• RECORDED DATA:
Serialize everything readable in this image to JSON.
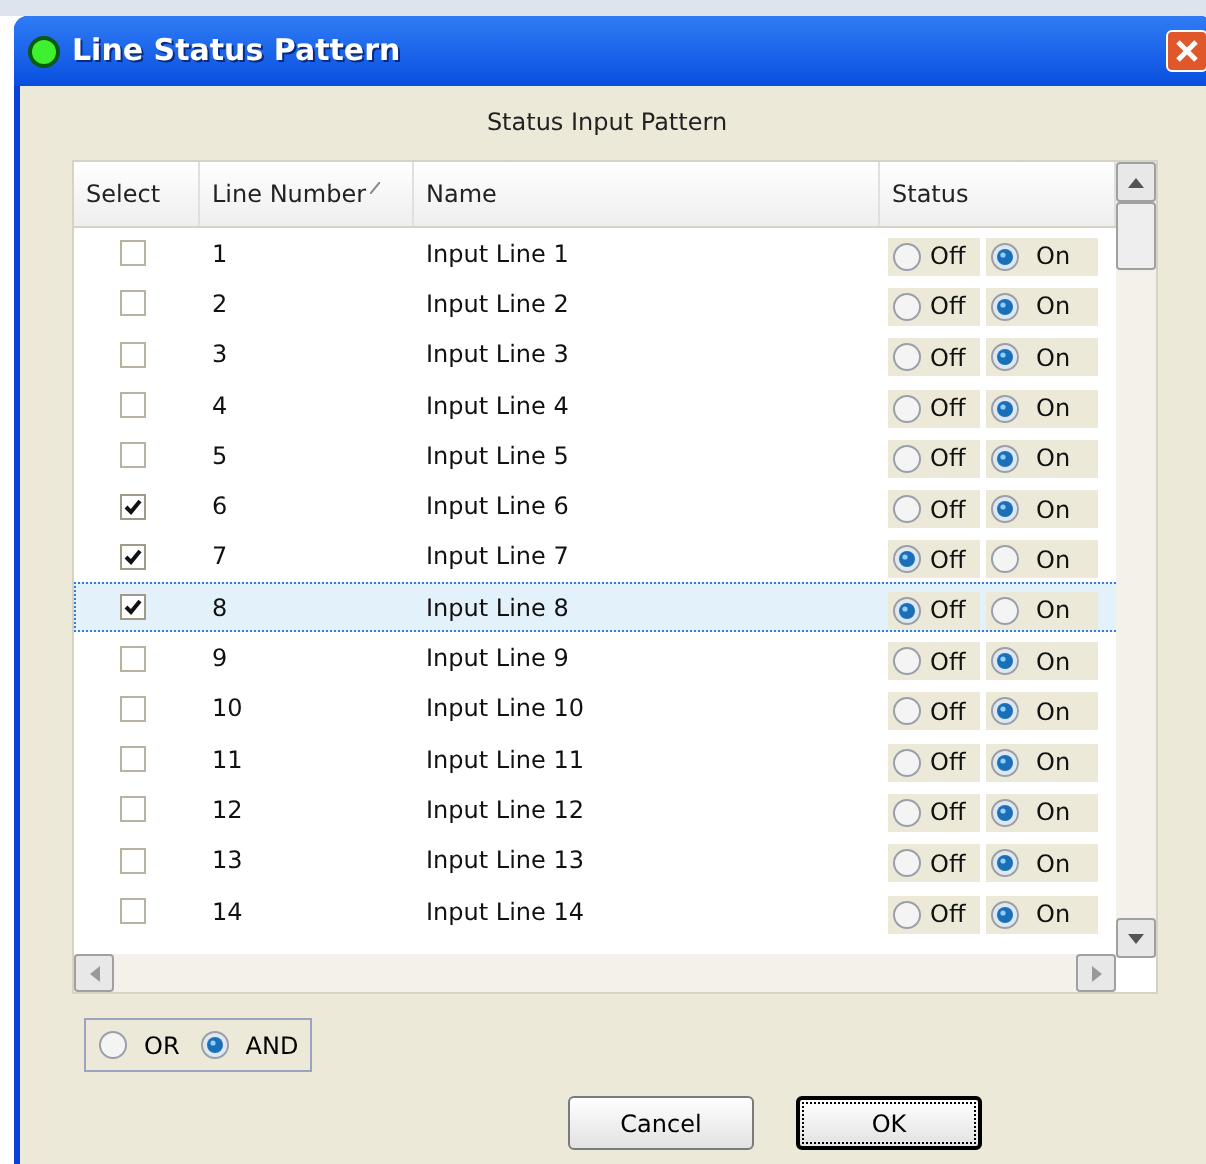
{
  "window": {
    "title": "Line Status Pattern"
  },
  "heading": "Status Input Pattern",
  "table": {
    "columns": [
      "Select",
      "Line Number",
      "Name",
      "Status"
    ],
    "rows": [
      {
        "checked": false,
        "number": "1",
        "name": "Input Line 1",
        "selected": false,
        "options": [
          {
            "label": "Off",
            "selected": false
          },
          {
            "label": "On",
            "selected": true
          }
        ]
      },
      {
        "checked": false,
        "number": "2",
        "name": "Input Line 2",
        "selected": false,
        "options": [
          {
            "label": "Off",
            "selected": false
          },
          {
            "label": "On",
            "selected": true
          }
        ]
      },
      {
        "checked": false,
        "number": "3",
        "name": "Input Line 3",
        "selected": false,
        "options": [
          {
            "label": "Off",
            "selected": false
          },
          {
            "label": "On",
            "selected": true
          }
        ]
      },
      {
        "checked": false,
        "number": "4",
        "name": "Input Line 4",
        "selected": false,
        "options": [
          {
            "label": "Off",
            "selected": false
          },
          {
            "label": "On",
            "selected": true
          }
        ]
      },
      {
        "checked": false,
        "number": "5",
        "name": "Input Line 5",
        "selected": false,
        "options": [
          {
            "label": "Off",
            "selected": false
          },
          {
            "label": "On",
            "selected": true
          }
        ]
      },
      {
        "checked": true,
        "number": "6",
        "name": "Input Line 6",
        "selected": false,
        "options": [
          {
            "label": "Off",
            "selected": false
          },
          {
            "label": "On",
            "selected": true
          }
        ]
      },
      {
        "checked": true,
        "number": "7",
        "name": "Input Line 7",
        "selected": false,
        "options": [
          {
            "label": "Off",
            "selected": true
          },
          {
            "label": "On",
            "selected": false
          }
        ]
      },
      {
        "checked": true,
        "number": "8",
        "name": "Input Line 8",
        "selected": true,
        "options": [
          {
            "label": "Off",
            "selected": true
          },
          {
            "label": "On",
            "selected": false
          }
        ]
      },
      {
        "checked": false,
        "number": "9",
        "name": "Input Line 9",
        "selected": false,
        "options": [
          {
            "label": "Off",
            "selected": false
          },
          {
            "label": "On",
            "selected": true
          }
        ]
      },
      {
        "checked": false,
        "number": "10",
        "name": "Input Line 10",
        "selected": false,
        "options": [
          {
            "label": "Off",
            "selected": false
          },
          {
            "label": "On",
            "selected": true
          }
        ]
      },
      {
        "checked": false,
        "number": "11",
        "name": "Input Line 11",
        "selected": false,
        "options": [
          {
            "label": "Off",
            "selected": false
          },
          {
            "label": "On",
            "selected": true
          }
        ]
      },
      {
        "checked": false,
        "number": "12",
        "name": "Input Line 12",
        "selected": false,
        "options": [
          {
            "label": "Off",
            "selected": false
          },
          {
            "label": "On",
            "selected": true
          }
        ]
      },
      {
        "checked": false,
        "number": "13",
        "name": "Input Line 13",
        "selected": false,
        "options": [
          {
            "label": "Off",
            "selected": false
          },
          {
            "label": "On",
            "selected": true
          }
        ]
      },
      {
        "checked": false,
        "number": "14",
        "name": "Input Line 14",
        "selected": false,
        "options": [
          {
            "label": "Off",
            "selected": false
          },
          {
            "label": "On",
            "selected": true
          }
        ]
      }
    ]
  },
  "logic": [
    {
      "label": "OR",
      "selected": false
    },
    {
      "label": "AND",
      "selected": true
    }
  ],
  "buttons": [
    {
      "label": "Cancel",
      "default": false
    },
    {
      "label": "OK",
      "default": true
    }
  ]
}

• TASK DETAILS: Every line should be retyped exactly, with the pictures omitted.

• THE COMPLETED TASK:
Serialize everything readable in this image to JSON.
{
  "window": {
    "title": "Line Status Pattern"
  },
  "heading": "Status Input Pattern",
  "table": {
    "columns": [
      "Select",
      "Line Number",
      "Name",
      "Status"
    ],
    "rows": [
      {
        "checked": false,
        "number": "1",
        "name": "Input Line 1",
        "selected": false,
        "options": [
          {
            "label": "Off",
            "selected": false
          },
          {
            "label": "On",
            "selected": true
          }
        ]
      },
      {
        "checked": false,
        "number": "2",
        "name": "Input Line 2",
        "selected": false,
        "options": [
          {
            "label": "Off",
            "selected": false
          },
          {
            "label": "On",
            "selected": true
          }
        ]
      },
      {
        "checked": false,
        "number": "3",
        "name": "Input Line 3",
        "selected": false,
        "options": [
          {
            "label": "Off",
            "selected": false
          },
          {
            "label": "On",
            "selected": true
          }
        ]
      },
      {
        "checked": false,
        "number": "4",
        "name": "Input Line 4",
        "selected": false,
        "options": [
          {
            "label": "Off",
            "selected": false
          },
          {
            "label": "On",
            "selected": true
          }
        ]
      },
      {
        "checked": false,
        "number": "5",
        "name": "Input Line 5",
        "selected": false,
        "options": [
          {
            "label": "Off",
            "selected": false
          },
          {
            "label": "On",
            "selected": true
          }
        ]
      },
      {
        "checked": true,
        "number": "6",
        "name": "Input Line 6",
        "selected": false,
        "options": [
          {
            "label": "Off",
            "selected": false
          },
          {
            "label": "On",
            "selected": true
          }
        ]
      },
      {
        "checked": true,
        "number": "7",
        "name": "Input Line 7",
        "selected": false,
        "options": [
          {
            "label": "Off",
            "selected": true
          },
          {
            "label": "On",
            "selected": false
          }
        ]
      },
      {
        "checked": true,
        "number": "8",
        "name": "Input Line 8",
        "selected": true,
        "options": [
          {
            "label": "Off",
            "selected": true
          },
          {
            "label": "On",
            "selected": false
          }
        ]
      },
      {
        "checked": false,
        "number": "9",
        "name": "Input Line 9",
        "selected": false,
        "options": [
          {
            "label": "Off",
            "selected": false
          },
          {
            "label": "On",
            "selected": true
          }
        ]
      },
      {
        "checked": false,
        "number": "10",
        "name": "Input Line 10",
        "selected": false,
        "options": [
          {
            "label": "Off",
            "selected": false
          },
          {
            "label": "On",
            "selected": true
          }
        ]
      },
      {
        "checked": false,
        "number": "11",
        "name": "Input Line 11",
        "selected": false,
        "options": [
          {
            "label": "Off",
            "selected": false
          },
          {
            "label": "On",
            "selected": true
          }
        ]
      },
      {
        "checked": false,
        "number": "12",
        "name": "Input Line 12",
        "selected": false,
        "options": [
          {
            "label": "Off",
            "selected": false
          },
          {
            "label": "On",
            "selected": true
          }
        ]
      },
      {
        "checked": false,
        "number": "13",
        "name": "Input Line 13",
        "selected": false,
        "options": [
          {
            "label": "Off",
            "selected": false
          },
          {
            "label": "On",
            "selected": true
          }
        ]
      },
      {
        "checked": false,
        "number": "14",
        "name": "Input Line 14",
        "selected": false,
        "options": [
          {
            "label": "Off",
            "selected": false
          },
          {
            "label": "On",
            "selected": true
          }
        ]
      }
    ]
  },
  "logic": [
    {
      "label": "OR",
      "selected": false
    },
    {
      "label": "AND",
      "selected": true
    }
  ],
  "buttons": [
    {
      "label": "Cancel",
      "default": false
    },
    {
      "label": "OK",
      "default": true
    }
  ]
}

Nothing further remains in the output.